> _WHAT TO WORK ON_: Gather each line in the entries that includes the string "glass".

> _THE INPUT_:
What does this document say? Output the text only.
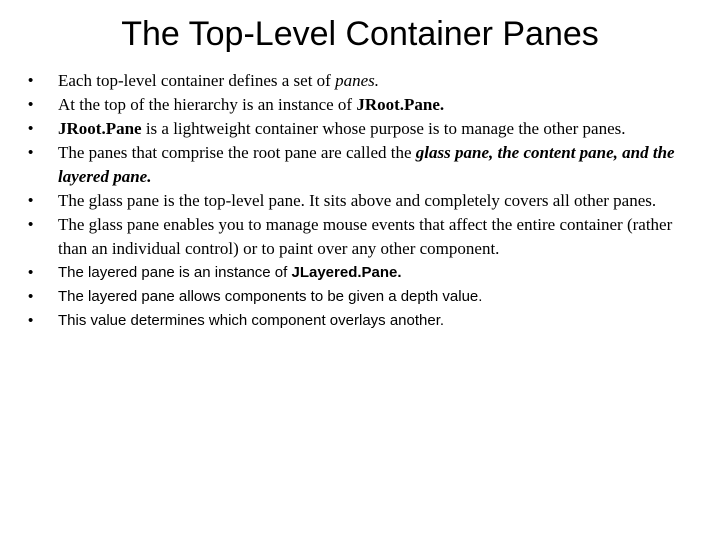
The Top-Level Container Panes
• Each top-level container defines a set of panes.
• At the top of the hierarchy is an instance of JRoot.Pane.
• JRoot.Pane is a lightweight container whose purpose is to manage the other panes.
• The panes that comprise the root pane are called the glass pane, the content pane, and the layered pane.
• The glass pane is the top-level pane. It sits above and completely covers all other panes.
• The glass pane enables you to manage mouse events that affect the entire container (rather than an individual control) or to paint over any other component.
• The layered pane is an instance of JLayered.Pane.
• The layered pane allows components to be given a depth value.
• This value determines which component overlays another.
* * *
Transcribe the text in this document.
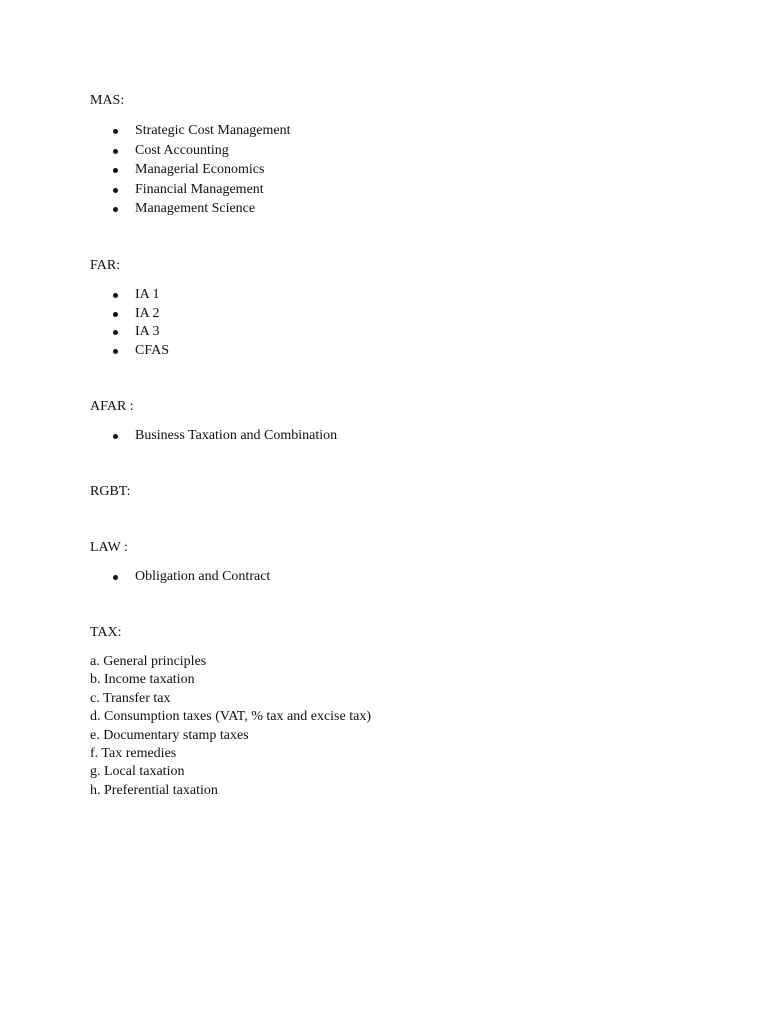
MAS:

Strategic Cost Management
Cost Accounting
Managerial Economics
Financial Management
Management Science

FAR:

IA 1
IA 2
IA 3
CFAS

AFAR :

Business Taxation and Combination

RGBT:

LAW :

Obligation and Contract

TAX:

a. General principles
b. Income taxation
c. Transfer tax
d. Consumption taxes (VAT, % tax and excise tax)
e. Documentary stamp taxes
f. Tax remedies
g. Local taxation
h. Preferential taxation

> _WRITTEN SOLUTION_:
• The panes that comprise the root pane are called the glass pane, the content pane, and the layered pane.
• The glass pane is the top-level pane. It sits above and completely covers all other panes.
• The glass pane enables you to manage mouse events that affect the entire container (rather than an individual control) or to paint over any other component.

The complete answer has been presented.